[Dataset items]
** BEGIN **

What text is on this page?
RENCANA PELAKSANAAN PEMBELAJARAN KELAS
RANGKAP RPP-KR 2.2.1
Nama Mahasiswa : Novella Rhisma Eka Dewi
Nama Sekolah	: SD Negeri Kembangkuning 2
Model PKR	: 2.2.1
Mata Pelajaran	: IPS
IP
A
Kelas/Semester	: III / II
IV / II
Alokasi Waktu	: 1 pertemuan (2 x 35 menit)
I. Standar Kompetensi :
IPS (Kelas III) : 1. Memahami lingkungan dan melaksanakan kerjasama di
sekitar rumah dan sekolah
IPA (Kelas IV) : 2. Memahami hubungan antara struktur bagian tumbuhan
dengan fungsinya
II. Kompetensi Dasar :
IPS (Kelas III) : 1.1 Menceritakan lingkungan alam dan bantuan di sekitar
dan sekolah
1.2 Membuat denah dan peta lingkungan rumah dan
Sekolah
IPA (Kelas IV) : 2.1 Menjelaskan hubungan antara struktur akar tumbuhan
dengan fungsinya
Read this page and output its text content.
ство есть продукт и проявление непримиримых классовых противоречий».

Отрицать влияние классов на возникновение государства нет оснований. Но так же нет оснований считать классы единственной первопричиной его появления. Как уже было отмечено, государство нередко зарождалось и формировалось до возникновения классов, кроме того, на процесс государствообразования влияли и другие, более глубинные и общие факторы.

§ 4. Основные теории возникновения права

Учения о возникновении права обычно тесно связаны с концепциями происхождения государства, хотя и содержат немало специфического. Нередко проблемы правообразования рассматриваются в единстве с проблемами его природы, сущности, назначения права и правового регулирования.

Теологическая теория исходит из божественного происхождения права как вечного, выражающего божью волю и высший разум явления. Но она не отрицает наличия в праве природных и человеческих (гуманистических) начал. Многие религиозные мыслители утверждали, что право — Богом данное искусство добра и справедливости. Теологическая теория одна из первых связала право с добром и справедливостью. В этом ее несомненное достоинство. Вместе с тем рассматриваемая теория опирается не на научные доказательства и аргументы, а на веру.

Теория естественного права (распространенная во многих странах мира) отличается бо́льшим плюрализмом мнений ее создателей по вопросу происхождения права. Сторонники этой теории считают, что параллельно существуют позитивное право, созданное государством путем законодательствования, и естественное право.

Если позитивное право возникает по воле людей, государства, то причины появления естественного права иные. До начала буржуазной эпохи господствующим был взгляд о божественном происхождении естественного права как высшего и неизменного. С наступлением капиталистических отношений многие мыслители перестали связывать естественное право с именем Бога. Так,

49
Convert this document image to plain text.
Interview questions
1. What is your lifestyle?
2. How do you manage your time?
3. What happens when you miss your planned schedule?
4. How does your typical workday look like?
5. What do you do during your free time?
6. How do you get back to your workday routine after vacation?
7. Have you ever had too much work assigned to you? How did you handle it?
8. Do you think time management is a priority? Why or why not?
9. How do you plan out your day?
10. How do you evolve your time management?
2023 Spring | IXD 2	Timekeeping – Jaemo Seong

** END **

• **Given instruction**
Set down every record above exactly as given.

• **Task response**
What text is on this page?
RENCANA PELAKSANAAN PEMBELAJARAN KELAS
RANGKAP RPP-KR 2.2.1
Nama Mahasiswa : Novella Rhisma Eka Dewi
Nama Sekolah	: SD Negeri Kembangkuning 2
Model PKR	: 2.2.1
Mata Pelajaran	: IPS
IP
A
Kelas/Semester	: III / II
IV / II
Alokasi Waktu	: 1 pertemuan (2 x 35 menit)
I. Standar Kompetensi :
IPS (Kelas III) : 1. Memahami lingkungan dan melaksanakan kerjasama di
sekitar rumah dan sekolah
IPA (Kelas IV) : 2. Memahami hubungan antara struktur bagian tumbuhan
dengan fungsinya
II. Kompetensi Dasar :
IPS (Kelas III) : 1.1 Menceritakan lingkungan alam dan bantuan di sekitar
dan sekolah
1.2 Membuat denah dan peta lingkungan rumah dan
Sekolah
IPA (Kelas IV) : 2.1 Menjelaskan hubungan antara struktur akar tumbuhan
dengan fungsinya
Read this page and output its text content.
ство есть продукт и проявление непримиримых классовых противоречий».

Отрицать влияние классов на возникновение государства нет оснований. Но так же нет оснований считать классы единственной первопричиной его появления. Как уже было отмечено, государство нередко зарождалось и формировалось до возникновения классов, кроме того, на процесс государствообразования влияли и другие, более глубинные и общие факторы.

§ 4. Основные теории возникновения права

Учения о возникновении права обычно тесно связаны с концепциями происхождения государства, хотя и содержат немало специфического. Нередко проблемы правообразования рассматриваются в единстве с проблемами его природы, сущности, назначения права и правового регулирования.

Теологическая теория исходит из божественного происхождения права как вечного, выражающего божью волю и высший разум явления. Но она не отрицает наличия в праве природных и человеческих (гуманистических) начал. Многие религиозные мыслители утверждали, что право — Богом данное искусство добра и справедливости. Теологическая теория одна из первых связала право с добром и справедливостью. В этом ее несомненное достоинство. Вместе с тем рассматриваемая теория опирается не на научные доказательства и аргументы, а на веру.

Теория естественного права (распространенная во многих странах мира) отличается бо́льшим плюрализмом мнений ее создателей по вопросу происхождения права. Сторонники этой теории считают, что параллельно существуют позитивное право, созданное государством путем законодательствования, и естественное право.

Если позитивное право возникает по воле людей, государства, то причины появления естественного права иные. До начала буржуазной эпохи господствующим был взгляд о божественном происхождении естественного права как высшего и неизменного. С наступлением капиталистических отношений многие мыслители перестали связывать естественное право с именем Бога. Так,

49
Convert this document image to plain text.
Interview questions
1. What is your lifestyle?
2. How do you manage your time?
3. What happens when you miss your planned schedule?
4. How does your typical workday look like?
5. What do you do during your free time?
6. How do you get back to your workday routine after vacation?
7. Have you ever had too much work assigned to you? How did you handle it?
8. Do you think time management is a priority? Why or why not?
9. How do you plan out your day?
10. How do you evolve your time management?
2023 Spring | IXD 2	Timekeeping – Jaemo Seong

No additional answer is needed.